* Start *
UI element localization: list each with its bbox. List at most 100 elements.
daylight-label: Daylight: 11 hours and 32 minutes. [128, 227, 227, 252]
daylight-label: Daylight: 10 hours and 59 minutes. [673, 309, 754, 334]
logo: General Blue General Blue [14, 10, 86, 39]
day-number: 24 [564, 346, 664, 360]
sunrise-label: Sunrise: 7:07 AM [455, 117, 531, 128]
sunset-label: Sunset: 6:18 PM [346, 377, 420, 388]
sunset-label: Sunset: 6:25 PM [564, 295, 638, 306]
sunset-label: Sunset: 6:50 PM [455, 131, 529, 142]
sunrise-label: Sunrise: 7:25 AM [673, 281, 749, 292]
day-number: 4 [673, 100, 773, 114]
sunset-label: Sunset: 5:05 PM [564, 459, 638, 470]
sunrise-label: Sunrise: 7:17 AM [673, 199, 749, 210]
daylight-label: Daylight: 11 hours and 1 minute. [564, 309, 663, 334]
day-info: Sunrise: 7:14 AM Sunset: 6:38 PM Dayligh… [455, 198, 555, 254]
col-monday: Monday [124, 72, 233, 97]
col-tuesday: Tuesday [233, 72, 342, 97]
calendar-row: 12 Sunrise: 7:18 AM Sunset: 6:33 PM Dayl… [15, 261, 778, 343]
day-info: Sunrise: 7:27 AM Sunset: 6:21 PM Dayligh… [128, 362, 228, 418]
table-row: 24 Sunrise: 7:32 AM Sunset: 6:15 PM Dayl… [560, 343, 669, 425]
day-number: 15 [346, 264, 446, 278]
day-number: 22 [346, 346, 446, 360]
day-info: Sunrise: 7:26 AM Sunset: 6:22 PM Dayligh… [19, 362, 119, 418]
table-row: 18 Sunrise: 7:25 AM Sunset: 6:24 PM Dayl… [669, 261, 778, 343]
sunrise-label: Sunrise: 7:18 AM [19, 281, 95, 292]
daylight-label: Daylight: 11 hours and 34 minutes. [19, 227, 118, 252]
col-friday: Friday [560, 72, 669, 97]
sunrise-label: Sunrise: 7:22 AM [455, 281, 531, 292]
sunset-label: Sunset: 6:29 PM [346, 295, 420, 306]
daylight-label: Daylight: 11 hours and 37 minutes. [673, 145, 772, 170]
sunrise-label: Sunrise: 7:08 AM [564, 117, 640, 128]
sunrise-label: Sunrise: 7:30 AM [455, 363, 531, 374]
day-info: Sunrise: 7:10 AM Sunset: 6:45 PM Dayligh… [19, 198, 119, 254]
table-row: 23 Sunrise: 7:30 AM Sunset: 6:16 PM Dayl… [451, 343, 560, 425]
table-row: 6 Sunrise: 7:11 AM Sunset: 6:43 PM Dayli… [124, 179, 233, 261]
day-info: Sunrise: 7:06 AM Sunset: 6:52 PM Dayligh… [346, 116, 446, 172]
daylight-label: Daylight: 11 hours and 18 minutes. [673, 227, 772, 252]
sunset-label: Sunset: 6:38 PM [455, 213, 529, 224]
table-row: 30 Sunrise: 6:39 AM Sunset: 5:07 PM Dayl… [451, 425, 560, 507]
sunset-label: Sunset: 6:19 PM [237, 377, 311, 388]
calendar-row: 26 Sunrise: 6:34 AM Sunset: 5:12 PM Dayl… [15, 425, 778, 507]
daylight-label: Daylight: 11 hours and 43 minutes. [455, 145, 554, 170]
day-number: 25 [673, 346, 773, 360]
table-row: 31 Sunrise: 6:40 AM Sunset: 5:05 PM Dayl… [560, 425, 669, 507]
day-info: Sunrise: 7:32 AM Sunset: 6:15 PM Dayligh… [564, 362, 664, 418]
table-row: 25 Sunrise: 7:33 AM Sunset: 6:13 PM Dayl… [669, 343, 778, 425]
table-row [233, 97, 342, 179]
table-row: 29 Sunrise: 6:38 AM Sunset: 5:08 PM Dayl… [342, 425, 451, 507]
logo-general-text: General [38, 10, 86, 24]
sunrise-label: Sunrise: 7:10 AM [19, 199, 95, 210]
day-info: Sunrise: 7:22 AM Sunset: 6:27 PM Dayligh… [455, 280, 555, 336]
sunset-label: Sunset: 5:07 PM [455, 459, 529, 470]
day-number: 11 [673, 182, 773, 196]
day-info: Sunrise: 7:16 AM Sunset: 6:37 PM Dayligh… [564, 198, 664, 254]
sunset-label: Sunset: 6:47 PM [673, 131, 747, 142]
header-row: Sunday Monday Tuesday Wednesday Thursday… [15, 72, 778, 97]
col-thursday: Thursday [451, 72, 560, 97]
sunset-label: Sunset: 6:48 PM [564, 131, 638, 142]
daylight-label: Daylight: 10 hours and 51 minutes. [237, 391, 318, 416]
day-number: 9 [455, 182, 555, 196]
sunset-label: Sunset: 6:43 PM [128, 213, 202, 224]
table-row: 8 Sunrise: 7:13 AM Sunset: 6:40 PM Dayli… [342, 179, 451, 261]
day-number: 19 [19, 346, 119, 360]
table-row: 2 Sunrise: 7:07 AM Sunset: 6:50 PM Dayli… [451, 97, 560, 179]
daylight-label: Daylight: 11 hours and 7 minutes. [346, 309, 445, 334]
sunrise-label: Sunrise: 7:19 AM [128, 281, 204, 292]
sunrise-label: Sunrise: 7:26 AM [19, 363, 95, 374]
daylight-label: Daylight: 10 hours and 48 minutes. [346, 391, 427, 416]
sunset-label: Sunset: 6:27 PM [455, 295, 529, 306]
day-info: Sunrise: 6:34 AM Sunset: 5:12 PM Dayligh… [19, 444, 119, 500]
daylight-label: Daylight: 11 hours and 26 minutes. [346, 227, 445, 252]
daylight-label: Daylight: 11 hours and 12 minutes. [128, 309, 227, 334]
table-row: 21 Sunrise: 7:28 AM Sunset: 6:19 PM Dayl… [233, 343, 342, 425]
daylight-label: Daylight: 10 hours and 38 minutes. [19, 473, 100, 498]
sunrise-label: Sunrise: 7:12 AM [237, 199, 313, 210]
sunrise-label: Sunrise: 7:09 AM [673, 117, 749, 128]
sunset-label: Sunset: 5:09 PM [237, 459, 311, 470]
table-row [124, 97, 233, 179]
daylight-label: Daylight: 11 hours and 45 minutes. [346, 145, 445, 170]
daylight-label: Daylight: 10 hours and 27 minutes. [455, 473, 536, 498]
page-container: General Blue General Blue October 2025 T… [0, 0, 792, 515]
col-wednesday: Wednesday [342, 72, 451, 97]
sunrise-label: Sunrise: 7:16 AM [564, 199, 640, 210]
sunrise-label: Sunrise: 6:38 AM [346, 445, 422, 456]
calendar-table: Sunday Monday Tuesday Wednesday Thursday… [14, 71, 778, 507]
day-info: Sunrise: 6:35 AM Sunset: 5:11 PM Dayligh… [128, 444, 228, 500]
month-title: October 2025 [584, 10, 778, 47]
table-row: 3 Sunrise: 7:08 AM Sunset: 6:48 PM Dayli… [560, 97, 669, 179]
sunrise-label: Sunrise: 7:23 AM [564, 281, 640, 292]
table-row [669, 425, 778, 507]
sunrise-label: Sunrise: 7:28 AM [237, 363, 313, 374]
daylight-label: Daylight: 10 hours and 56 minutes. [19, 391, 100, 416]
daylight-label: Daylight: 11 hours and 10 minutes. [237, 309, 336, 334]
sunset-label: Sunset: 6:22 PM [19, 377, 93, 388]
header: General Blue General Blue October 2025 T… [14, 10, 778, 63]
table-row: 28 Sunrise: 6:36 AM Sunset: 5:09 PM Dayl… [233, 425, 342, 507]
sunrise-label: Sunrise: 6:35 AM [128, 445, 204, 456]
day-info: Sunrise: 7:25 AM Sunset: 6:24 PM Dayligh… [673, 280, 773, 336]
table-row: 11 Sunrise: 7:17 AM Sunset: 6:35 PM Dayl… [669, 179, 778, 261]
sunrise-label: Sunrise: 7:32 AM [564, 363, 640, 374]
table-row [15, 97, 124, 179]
* End *
## Challenge
Put every line from the start of the records down to and including the line containing "sunset-label: Sunset: 6:38" into a JSON list of strings, one string per line, with blank lines omitted.

## The solution
[
  "UI element localization: list each with its bbox. List at most 100 elements.",
  "daylight-label: Daylight: 11 hours and 32 minutes. [128, 227, 227, 252]",
  "daylight-label: Daylight: 10 hours and 59 minutes. [673, 309, 754, 334]",
  "logo: General Blue General Blue [14, 10, 86, 39]",
  "day-number: 24 [564, 346, 664, 360]",
  "sunrise-label: Sunrise: 7:07 AM [455, 117, 531, 128]",
  "sunset-label: Sunset: 6:18 PM [346, 377, 420, 388]",
  "sunset-label: Sunset: 6:25 PM [564, 295, 638, 306]",
  "sunset-label: Sunset: 6:50 PM [455, 131, 529, 142]",
  "sunrise-label: Sunrise: 7:25 AM [673, 281, 749, 292]",
  "day-number: 4 [673, 100, 773, 114]",
  "sunset-label: Sunset: 5:05 PM [564, 459, 638, 470]",
  "sunrise-label: Sunrise: 7:17 AM [673, 199, 749, 210]",
  "daylight-label: Daylight: 11 hours and 1 minute. [564, 309, 663, 334]",
  "day-info: Sunrise: 7:14 AM Sunset: 6:38 PM Dayligh… [455, 198, 555, 254]",
  "col-monday: Monday [124, 72, 233, 97]",
  "col-tuesday: Tuesday [233, 72, 342, 97]",
  "calendar-row: 12 Sunrise: 7:18 AM Sunset: 6:33 PM Dayl… [15, 261, 778, 343]",
  "day-info: Sunrise: 7:27 AM Sunset: 6:21 PM Dayligh… [128, 362, 228, 418]",
  "table-row: 24 Sunrise: 7:32 AM Sunset: 6:15 PM Dayl… [560, 343, 669, 425]",
  "day-number: 15 [346, 264, 446, 278]",
  "day-number: 22 [346, 346, 446, 360]",
  "day-info: Sunrise: 7:26 AM Sunset: 6:22 PM Dayligh… [19, 362, 119, 418]",
  "table-row: 18 Sunrise: 7:25 AM Sunset: 6:24 PM Dayl… [669, 261, 778, 343]",
  "sunrise-label: Sunrise: 7:18 AM [19, 281, 95, 292]",
  "daylight-label: Daylight: 11 hours and 34 minutes. [19, 227, 118, 252]",
  "col-friday: Friday [560, 72, 669, 97]",
  "sunrise-label: Sunrise: 7:22 AM [455, 281, 531, 292]",
  "sunset-label: Sunset: 6:29 PM [346, 295, 420, 306]",
  "daylight-label: Daylight: 11 hours and 37 minutes. [673, 145, 772, 170]",
  "sunrise-label: Sunrise: 7:08 AM [564, 117, 640, 128]",
  "sunrise-label: Sunrise: 7:30 AM [455, 363, 531, 374]",
  "day-info: Sunrise: 7:10 AM Sunset: 6:45 PM Dayligh… [19, 198, 119, 254]",
  "table-row: 23 Sunrise: 7:30 AM Sunset: 6:16 PM Dayl… [451, 343, 560, 425]",
  "table-row: 6 Sunrise: 7:11 AM Sunset: 6:43 PM Dayli… [124, 179, 233, 261]",
  "day-info: Sunrise: 7:06 AM Sunset: 6:52 PM Dayligh… [346, 116, 446, 172]",
  "daylight-label: Daylight: 11 hours and 18 minutes. [673, 227, 772, 252]",
  "sunset-label: Sunset: 6:38 PM [455, 213, 529, 224]"
]